:: Work instructions ::
Read the listing below and copy out every line that holds "đình".

Entries from a dataset
━━━━━━━━━━━━━━━━
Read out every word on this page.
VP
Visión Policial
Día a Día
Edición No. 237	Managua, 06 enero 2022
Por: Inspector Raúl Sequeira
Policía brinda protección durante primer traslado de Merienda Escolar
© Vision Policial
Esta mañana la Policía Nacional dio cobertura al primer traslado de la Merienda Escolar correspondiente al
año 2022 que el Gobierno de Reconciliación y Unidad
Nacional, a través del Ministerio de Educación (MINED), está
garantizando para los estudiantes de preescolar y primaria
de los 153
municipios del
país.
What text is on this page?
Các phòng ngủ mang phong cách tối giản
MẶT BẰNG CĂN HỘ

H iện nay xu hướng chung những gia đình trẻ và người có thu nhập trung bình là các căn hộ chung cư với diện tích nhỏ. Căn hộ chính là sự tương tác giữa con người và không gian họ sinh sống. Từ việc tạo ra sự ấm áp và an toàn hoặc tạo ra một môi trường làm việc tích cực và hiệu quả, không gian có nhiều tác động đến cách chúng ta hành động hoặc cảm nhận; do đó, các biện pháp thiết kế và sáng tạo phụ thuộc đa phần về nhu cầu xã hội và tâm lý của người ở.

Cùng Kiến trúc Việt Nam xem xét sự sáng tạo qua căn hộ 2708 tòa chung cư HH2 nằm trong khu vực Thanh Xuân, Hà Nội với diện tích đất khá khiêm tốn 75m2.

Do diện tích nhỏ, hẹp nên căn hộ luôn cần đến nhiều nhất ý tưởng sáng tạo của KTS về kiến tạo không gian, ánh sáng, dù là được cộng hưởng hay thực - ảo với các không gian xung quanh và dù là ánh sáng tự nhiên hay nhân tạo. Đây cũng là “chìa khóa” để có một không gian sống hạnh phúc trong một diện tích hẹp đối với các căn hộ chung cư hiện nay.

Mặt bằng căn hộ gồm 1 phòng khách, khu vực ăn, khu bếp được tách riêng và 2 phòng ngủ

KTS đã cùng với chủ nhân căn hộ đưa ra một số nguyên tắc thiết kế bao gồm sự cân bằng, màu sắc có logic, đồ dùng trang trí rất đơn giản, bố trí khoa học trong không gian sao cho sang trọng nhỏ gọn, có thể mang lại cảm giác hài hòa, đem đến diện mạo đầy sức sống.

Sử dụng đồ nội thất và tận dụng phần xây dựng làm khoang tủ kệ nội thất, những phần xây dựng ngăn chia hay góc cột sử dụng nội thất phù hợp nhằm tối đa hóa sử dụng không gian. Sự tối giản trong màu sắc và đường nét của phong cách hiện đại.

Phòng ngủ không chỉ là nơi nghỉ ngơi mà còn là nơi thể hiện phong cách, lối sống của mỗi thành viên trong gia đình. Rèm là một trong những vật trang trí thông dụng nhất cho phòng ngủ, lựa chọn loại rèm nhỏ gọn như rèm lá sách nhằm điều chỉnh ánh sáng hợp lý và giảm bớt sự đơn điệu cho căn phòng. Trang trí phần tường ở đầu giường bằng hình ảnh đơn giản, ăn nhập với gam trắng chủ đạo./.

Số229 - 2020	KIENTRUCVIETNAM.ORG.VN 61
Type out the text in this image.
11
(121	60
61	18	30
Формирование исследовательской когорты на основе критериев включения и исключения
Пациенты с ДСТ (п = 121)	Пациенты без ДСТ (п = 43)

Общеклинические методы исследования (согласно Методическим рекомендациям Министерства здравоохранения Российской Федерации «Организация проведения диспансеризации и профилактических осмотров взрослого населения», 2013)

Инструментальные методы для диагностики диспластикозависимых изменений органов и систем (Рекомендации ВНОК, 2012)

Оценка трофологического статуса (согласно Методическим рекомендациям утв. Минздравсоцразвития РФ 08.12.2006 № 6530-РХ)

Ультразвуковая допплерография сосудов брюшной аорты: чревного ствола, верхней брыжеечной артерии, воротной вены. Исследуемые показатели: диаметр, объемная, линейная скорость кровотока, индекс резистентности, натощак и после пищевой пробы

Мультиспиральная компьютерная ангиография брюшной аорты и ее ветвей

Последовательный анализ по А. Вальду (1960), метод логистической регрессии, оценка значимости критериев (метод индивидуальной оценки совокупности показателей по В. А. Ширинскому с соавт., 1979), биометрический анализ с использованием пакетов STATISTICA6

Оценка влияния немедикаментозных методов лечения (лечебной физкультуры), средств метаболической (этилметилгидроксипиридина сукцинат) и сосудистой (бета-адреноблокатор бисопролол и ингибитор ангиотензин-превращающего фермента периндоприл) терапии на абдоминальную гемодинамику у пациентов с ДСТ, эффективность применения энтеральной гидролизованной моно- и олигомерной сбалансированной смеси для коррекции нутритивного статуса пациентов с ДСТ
━━━━━━━━━━━━━━━━
:: Full output ::
H iện nay xu hướng chung những gia đình trẻ và người có thu nhập trung bình là các căn hộ chung cư với diện tích nhỏ. Căn hộ chính là sự tương tác giữa con người và không gian họ sinh sống. Từ việc tạo ra sự ấm áp và an toàn hoặc tạo ra một môi trường làm việc tích cực và hiệu quả, không gian có nhiều tác động đến cách chúng ta hành động hoặc cảm nhận; do đó, các biện pháp thiết kế và sáng tạo phụ thuộc đa phần về nhu cầu xã hội và tâm lý của người ở.
Phòng ngủ không chỉ là nơi nghỉ ngơi mà còn là nơi thể hiện phong cách, lối sống của mỗi thành viên trong gia đình. Rèm là một trong những vật trang trí thông dụng nhất cho phòng ngủ, lựa chọn loại rèm nhỏ gọn như rèm lá sách nhằm điều chỉnh ánh sáng hợp lý và giảm bớt sự đơn điệu cho căn phòng. Trang trí phần tường ở đầu giường bằng hình ảnh đơn giản, ăn nhập với gam trắng chủ đạo./.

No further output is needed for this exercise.